EXCERPTED DATA:
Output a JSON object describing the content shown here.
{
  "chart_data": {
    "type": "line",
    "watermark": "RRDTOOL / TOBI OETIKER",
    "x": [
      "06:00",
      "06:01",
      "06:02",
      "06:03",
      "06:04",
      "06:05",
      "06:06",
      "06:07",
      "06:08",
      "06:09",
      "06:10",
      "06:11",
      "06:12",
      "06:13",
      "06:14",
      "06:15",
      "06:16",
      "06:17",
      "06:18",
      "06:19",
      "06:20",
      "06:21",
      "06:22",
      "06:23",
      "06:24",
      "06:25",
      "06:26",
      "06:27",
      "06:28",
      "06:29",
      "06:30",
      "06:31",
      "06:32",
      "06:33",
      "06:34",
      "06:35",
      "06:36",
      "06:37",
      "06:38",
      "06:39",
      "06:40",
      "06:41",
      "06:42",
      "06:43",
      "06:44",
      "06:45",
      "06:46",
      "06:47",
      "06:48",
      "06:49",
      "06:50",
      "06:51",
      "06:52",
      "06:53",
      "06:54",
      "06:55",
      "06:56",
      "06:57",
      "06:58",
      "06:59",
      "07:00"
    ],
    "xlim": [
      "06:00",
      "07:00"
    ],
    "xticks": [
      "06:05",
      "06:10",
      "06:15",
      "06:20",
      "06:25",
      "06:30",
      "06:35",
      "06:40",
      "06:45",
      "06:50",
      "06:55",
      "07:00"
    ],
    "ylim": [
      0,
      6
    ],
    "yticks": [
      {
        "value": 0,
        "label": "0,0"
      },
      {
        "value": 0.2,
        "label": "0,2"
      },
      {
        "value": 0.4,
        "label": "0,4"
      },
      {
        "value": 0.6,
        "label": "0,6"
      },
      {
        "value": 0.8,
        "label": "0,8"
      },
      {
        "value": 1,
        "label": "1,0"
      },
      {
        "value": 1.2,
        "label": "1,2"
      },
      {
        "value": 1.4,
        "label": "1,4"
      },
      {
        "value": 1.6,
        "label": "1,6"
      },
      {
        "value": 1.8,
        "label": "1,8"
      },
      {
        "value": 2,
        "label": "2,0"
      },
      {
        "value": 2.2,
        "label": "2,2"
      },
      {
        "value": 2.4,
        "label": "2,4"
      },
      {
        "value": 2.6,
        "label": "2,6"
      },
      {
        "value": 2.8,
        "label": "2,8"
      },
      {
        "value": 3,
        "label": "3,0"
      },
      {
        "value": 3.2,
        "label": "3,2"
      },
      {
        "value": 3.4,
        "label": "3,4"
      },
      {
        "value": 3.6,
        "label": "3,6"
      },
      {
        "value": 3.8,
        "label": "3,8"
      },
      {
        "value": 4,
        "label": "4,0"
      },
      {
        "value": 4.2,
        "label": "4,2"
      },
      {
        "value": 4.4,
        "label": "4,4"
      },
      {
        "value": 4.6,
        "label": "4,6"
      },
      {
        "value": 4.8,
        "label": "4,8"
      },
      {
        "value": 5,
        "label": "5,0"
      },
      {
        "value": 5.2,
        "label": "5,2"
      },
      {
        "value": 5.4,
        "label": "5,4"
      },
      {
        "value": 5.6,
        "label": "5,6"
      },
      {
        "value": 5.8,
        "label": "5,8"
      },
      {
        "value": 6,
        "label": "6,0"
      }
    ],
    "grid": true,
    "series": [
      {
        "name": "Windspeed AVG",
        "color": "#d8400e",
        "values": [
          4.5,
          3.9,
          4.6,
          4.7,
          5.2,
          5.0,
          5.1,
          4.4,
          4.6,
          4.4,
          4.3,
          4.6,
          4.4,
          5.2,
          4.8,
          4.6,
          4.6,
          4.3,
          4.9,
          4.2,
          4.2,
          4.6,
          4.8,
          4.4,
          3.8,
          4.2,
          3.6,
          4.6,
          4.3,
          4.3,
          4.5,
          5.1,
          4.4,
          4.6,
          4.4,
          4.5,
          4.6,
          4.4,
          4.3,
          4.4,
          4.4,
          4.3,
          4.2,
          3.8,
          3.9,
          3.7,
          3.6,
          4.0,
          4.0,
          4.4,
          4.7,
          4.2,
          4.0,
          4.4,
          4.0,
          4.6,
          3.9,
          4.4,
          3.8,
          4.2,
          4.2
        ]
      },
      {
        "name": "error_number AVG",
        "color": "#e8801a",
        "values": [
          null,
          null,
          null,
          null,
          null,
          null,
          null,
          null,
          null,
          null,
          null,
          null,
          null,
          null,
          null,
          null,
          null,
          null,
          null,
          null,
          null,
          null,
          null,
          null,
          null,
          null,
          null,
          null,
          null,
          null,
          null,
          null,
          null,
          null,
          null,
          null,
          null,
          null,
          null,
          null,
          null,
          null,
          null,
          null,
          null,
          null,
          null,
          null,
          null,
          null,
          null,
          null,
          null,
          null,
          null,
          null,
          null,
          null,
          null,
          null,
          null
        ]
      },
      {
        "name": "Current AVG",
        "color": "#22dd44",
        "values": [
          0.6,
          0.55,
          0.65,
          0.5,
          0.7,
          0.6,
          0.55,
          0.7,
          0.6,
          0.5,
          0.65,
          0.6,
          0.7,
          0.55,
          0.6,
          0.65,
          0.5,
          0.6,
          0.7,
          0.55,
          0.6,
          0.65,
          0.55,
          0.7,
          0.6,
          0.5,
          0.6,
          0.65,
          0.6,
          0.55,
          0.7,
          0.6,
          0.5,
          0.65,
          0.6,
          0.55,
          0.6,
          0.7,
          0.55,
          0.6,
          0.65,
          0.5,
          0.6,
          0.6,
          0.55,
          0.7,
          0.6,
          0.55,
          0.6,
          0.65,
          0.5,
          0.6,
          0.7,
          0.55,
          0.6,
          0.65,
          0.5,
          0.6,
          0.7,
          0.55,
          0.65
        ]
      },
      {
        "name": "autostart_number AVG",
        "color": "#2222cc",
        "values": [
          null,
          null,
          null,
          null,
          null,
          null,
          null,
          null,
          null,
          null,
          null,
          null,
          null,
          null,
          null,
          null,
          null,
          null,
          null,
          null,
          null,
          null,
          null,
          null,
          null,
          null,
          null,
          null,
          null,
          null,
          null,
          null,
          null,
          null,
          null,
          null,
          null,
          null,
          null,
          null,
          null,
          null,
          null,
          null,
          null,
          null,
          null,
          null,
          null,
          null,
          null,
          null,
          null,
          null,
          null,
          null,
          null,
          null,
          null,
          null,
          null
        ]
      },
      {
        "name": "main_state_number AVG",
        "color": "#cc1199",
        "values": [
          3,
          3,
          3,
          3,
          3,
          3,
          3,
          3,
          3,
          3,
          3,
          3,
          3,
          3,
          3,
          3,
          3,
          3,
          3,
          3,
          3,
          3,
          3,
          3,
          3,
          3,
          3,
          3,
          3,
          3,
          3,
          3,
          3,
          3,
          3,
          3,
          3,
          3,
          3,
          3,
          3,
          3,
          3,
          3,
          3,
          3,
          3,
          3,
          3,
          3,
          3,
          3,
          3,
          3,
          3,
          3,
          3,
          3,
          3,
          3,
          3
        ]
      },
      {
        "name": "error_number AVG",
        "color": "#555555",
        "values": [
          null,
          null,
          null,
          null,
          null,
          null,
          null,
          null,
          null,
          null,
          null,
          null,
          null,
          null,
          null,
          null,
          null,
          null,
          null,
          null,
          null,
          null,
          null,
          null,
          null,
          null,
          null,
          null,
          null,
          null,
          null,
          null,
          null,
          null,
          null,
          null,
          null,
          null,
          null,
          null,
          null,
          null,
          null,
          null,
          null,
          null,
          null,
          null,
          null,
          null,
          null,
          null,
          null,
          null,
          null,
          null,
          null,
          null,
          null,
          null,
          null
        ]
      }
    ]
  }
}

---

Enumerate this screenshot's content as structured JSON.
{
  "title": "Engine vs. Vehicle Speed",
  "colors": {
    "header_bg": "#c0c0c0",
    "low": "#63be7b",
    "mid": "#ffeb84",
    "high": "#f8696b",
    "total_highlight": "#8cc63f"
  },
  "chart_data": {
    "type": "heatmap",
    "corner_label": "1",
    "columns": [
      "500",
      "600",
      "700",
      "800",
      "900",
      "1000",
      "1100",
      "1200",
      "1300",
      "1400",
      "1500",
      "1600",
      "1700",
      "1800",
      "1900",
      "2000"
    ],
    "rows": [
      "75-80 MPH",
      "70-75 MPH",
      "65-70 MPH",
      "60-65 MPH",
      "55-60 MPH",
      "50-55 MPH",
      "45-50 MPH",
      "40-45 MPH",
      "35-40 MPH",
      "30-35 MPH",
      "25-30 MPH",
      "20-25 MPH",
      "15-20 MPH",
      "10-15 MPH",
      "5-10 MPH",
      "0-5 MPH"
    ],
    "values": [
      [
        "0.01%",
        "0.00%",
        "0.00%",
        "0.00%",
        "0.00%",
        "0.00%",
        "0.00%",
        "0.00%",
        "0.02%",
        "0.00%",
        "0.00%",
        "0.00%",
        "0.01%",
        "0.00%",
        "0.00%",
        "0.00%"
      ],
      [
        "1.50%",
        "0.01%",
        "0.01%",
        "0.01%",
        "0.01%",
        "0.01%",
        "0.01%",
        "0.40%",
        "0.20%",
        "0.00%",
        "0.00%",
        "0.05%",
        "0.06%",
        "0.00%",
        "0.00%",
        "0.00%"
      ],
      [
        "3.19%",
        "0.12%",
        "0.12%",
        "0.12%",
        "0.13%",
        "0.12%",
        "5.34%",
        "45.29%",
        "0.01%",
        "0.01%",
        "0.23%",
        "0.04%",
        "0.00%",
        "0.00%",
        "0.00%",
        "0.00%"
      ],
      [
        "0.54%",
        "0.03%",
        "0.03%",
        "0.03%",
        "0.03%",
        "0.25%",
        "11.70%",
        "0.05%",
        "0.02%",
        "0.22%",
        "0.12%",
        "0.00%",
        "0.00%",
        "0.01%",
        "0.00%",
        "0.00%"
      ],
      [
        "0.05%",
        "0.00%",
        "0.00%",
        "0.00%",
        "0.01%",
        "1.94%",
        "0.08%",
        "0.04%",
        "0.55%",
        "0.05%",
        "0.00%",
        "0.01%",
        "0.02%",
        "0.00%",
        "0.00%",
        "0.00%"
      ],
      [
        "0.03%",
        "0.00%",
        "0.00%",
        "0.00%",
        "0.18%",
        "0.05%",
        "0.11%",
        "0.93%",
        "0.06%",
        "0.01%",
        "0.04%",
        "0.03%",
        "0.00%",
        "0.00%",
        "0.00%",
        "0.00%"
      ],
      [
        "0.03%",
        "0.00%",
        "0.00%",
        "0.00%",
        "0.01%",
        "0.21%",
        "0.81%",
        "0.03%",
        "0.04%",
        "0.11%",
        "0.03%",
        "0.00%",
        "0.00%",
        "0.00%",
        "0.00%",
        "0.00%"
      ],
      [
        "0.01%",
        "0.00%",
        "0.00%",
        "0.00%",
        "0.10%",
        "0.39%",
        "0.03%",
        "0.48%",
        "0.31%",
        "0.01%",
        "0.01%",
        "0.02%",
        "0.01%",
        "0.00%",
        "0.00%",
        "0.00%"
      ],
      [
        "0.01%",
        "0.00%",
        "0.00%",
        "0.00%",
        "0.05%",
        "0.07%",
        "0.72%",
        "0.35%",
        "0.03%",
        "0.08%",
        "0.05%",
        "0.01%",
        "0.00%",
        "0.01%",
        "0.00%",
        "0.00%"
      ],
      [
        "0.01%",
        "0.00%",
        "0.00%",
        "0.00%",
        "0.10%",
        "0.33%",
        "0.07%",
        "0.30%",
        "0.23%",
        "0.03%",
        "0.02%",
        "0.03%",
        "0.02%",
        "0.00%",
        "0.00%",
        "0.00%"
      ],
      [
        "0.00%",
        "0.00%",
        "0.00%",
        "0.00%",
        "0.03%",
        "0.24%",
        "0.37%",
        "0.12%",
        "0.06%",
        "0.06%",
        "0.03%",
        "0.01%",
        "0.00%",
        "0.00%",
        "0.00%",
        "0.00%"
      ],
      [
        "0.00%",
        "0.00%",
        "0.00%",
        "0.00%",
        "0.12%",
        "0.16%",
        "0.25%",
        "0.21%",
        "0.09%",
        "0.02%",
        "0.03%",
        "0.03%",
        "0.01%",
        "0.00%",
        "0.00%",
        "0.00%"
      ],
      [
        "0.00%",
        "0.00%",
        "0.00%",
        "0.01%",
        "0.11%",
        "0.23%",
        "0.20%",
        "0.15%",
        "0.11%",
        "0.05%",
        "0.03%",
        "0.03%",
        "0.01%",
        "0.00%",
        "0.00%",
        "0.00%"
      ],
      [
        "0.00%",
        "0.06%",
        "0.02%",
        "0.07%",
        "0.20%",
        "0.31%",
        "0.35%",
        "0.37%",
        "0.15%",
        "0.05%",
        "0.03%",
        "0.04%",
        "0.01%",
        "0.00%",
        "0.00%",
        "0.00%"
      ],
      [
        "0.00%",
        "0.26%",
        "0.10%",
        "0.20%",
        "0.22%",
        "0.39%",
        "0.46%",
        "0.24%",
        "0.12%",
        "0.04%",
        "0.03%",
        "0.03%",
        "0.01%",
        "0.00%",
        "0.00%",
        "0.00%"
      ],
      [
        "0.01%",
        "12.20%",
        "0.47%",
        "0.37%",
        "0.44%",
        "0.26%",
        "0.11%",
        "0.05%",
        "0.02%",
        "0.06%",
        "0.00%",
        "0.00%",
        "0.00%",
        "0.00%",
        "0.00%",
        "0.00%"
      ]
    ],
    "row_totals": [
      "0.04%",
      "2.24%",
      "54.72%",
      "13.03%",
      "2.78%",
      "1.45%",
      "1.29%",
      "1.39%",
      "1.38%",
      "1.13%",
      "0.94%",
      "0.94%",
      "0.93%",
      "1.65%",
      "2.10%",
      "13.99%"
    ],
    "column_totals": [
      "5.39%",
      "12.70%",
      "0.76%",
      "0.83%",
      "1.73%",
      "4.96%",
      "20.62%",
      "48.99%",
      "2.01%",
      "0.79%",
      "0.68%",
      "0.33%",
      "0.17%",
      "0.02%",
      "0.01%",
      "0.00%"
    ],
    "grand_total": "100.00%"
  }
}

PROBLEM REQUIREMENTS: Check each line of the data above for the string "JSON", then report how many lines have it, with no other words.

WRITTEN RESPONSE: 2